Please retype everything from the line containing "Patent image size: (1007, 821)." down to the line containing "The battery 141 is at (302, 585).", including both of those lines, without changing a character.

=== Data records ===
━━━━

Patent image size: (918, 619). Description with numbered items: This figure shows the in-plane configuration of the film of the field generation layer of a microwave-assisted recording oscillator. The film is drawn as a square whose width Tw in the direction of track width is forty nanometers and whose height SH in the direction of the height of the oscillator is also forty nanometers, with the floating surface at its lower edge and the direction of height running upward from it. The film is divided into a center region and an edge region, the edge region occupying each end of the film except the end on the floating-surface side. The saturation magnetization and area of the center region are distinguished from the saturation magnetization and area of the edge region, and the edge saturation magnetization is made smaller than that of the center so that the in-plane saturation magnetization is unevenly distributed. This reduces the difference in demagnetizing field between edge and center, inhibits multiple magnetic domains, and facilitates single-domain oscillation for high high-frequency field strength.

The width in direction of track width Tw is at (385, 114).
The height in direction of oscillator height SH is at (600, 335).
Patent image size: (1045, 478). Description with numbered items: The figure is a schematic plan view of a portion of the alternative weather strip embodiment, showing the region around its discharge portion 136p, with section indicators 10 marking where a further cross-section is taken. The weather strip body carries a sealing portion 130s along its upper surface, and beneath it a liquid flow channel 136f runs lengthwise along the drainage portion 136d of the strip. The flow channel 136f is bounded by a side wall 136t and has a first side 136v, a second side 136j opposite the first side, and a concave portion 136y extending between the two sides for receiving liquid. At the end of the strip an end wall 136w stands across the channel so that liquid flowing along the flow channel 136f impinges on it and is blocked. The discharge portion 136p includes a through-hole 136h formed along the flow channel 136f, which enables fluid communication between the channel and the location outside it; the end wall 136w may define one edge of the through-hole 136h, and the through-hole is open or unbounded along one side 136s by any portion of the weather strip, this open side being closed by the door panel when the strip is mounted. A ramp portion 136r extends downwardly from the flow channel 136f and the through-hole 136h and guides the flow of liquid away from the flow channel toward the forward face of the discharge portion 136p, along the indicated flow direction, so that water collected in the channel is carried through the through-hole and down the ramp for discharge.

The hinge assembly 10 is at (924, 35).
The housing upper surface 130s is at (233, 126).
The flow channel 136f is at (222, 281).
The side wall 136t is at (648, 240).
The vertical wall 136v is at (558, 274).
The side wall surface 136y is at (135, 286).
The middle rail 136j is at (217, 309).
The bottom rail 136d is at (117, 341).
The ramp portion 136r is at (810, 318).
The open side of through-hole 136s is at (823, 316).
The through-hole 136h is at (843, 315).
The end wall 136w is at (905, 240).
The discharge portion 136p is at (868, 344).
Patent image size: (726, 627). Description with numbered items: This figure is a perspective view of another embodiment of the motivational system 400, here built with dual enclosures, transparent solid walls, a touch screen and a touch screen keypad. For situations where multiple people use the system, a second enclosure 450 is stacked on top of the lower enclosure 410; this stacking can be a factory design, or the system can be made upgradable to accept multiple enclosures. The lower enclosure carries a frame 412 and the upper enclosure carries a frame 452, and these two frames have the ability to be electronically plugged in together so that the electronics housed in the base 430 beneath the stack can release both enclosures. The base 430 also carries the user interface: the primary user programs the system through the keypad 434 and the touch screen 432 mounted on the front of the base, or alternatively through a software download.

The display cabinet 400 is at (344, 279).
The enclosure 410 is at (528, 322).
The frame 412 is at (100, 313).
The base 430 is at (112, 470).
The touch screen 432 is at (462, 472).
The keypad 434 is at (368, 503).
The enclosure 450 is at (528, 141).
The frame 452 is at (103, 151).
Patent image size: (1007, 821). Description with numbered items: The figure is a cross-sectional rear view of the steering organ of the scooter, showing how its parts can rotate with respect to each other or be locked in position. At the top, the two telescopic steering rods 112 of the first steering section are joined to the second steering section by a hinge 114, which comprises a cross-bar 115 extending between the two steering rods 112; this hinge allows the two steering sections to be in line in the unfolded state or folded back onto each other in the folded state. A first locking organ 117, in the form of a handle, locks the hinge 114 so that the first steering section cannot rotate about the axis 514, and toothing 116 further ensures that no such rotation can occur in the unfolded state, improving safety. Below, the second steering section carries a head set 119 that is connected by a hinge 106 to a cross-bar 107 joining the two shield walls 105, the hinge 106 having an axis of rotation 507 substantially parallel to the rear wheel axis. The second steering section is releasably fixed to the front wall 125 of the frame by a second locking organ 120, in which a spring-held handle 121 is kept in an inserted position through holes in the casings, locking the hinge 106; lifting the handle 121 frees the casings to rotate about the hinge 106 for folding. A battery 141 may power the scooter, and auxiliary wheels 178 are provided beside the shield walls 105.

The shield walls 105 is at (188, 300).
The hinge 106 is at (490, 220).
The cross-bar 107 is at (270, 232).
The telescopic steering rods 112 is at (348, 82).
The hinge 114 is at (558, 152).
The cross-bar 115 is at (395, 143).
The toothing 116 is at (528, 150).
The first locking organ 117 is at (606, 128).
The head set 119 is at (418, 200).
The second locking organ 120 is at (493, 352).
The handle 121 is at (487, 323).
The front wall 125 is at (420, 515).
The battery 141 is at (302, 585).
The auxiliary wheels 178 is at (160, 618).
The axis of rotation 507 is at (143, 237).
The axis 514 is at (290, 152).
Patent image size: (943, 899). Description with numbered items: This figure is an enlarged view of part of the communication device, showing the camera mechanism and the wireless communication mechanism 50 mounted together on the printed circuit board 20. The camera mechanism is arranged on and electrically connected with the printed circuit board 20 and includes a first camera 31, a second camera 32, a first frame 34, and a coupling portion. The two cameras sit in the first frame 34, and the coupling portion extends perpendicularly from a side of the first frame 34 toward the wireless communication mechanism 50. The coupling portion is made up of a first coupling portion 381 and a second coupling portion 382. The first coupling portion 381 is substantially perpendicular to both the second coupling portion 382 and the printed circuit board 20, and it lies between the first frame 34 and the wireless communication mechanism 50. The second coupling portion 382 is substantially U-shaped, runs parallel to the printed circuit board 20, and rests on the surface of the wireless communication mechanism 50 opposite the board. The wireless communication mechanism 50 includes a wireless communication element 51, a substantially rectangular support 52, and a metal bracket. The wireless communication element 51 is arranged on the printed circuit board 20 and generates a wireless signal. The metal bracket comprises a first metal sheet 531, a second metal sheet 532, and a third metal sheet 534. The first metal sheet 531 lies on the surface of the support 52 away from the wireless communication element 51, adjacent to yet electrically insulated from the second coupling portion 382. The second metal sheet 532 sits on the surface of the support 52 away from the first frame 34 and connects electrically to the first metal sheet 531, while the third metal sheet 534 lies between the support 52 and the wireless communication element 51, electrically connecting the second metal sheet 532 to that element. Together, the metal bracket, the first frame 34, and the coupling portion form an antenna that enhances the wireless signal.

━━━━

=== WRITTEN ANSWER ===
Patent image size: (1007, 821). Description with numbered items: The figure is a cross-sectional rear view of the steering organ of the scooter, showing how its parts can rotate with respect to each other or be locked in position. At the top, the two telescopic steering rods 112 of the first steering section are joined to the second steering section by a hinge 114, which comprises a cross-bar 115 extending between the two steering rods 112; this hinge allows the two steering sections to be in line in the unfolded state or folded back onto each other in the folded state. A first locking organ 117, in the form of a handle, locks the hinge 114 so that the first steering section cannot rotate about the axis 514, and toothing 116 further ensures that no such rotation can occur in the unfolded state, improving safety. Below, the second steering section carries a head set 119 that is connected by a hinge 106 to a cross-bar 107 joining the two shield walls 105, the hinge 106 having an axis of rotation 507 substantially parallel to the rear wheel axis. The second steering section is releasably fixed to the front wall 125 of the frame by a second locking organ 120, in which a spring-held handle 121 is kept in an inserted position through holes in the casings, locking the hinge 106; lifting the handle 121 frees the casings to rotate about the hinge 106 for folding. A battery 141 may power the scooter, and auxiliary wheels 178 are provided beside the shield walls 105.

The shield walls 105 is at (188, 300).
The hinge 106 is at (490, 220).
The cross-bar 107 is at (270, 232).
The telescopic steering rods 112 is at (348, 82).
The hinge 114 is at (558, 152).
The cross-bar 115 is at (395, 143).
The toothing 116 is at (528, 150).
The first locking organ 117 is at (606, 128).
The head set 119 is at (418, 200).
The second locking organ 120 is at (493, 352).
The handle 121 is at (487, 323).
The front wall 125 is at (420, 515).
The battery 141 is at (302, 585).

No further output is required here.